**YOUR OBJECTIVE**.
Say how many lines of the listing below contain "name", giving the number and nothing else.
## START STORED DATA
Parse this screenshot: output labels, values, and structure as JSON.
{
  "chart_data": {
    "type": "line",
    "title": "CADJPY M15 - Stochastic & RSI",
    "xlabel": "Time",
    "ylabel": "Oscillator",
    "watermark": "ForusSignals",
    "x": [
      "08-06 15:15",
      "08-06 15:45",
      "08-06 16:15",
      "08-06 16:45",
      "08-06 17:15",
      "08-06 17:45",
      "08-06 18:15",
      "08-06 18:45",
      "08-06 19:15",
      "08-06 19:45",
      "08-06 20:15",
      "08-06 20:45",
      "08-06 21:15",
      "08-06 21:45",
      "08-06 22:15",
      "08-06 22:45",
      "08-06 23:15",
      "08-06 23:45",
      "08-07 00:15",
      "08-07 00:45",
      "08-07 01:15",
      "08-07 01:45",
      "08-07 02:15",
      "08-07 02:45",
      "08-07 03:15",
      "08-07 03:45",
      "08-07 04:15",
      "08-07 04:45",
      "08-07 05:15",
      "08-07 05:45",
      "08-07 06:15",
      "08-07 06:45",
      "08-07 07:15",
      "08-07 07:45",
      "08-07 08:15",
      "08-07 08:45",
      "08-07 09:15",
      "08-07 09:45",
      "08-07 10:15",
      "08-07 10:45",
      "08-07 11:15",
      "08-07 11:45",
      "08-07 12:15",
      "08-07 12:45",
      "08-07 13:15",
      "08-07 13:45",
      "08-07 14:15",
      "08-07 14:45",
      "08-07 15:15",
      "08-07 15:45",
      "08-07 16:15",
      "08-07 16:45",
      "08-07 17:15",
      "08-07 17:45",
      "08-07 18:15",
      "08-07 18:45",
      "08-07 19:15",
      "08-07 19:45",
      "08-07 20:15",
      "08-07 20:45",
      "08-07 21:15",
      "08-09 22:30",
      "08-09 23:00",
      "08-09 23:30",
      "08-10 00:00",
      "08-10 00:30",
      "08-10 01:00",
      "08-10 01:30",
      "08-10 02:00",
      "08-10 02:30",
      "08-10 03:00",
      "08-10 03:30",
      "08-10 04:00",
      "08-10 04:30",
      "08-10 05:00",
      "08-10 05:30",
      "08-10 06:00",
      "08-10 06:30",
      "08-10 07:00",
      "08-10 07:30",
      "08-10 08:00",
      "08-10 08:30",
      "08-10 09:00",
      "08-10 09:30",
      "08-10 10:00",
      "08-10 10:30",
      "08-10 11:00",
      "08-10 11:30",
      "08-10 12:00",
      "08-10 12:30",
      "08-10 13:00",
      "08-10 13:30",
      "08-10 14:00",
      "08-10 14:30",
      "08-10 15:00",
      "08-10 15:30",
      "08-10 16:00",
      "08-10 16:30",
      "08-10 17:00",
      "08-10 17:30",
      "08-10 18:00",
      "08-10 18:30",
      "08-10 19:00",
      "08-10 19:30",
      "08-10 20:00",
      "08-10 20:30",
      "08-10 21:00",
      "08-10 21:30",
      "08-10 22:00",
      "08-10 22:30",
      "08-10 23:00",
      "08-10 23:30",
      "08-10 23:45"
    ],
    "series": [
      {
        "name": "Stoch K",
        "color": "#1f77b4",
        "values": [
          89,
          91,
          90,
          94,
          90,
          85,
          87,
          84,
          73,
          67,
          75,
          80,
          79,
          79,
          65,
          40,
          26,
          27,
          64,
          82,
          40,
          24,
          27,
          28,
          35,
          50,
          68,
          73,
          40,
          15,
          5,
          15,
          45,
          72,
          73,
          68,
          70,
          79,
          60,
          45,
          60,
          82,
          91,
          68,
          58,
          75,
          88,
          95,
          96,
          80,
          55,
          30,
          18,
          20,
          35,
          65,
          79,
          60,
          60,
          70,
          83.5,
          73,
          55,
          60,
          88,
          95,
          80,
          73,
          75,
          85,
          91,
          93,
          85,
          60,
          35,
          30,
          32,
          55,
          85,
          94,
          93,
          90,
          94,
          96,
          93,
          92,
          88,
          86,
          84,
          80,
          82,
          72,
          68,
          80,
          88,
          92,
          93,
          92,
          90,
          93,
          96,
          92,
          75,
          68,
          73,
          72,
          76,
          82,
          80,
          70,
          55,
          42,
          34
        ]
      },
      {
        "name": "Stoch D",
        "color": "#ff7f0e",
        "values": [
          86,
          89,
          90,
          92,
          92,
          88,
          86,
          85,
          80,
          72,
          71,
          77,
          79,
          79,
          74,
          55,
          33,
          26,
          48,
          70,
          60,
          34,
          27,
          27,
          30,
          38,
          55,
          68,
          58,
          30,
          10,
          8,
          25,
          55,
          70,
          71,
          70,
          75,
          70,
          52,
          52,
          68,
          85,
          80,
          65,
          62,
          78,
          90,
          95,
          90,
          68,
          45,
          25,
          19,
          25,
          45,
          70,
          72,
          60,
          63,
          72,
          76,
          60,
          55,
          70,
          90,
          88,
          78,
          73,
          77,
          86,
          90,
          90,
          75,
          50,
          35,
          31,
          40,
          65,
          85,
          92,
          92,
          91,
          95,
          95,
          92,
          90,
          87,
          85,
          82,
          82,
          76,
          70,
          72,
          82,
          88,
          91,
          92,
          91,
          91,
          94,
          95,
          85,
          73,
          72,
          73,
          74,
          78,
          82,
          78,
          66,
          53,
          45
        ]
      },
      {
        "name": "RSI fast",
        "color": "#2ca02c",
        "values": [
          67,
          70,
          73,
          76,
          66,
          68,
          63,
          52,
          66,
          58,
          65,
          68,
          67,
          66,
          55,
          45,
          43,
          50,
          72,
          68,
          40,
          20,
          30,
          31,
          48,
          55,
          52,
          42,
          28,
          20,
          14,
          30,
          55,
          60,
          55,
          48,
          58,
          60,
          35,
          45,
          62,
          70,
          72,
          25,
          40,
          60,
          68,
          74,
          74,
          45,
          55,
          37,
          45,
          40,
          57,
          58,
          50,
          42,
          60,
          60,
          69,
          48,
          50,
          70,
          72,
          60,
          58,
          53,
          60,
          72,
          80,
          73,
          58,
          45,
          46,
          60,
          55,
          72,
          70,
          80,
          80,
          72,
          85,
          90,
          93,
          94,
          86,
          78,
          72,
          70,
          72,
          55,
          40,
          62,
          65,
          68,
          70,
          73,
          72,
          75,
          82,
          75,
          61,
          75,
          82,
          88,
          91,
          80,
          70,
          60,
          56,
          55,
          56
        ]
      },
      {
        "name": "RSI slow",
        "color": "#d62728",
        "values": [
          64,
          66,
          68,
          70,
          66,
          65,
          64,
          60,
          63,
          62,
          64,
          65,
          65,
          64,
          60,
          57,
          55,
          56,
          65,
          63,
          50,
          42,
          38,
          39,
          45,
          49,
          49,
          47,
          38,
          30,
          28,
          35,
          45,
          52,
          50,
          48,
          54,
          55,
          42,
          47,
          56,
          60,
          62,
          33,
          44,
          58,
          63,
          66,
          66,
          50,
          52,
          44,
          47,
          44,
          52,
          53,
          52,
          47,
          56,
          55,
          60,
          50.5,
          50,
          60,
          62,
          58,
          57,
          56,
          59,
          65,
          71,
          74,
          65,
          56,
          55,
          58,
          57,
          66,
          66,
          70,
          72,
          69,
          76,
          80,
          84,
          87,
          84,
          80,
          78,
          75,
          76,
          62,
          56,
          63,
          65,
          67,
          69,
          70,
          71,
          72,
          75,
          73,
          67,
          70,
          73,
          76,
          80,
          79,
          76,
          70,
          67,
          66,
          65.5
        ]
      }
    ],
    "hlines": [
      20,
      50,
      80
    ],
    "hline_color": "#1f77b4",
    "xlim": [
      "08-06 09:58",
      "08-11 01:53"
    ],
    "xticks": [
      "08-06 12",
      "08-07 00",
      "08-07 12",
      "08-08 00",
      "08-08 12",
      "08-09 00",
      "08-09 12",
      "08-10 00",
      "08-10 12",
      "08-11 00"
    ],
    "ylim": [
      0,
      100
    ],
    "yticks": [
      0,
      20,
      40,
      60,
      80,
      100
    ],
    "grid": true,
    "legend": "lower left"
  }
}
## END STORED DATA
**FULL OUTPUT**.
4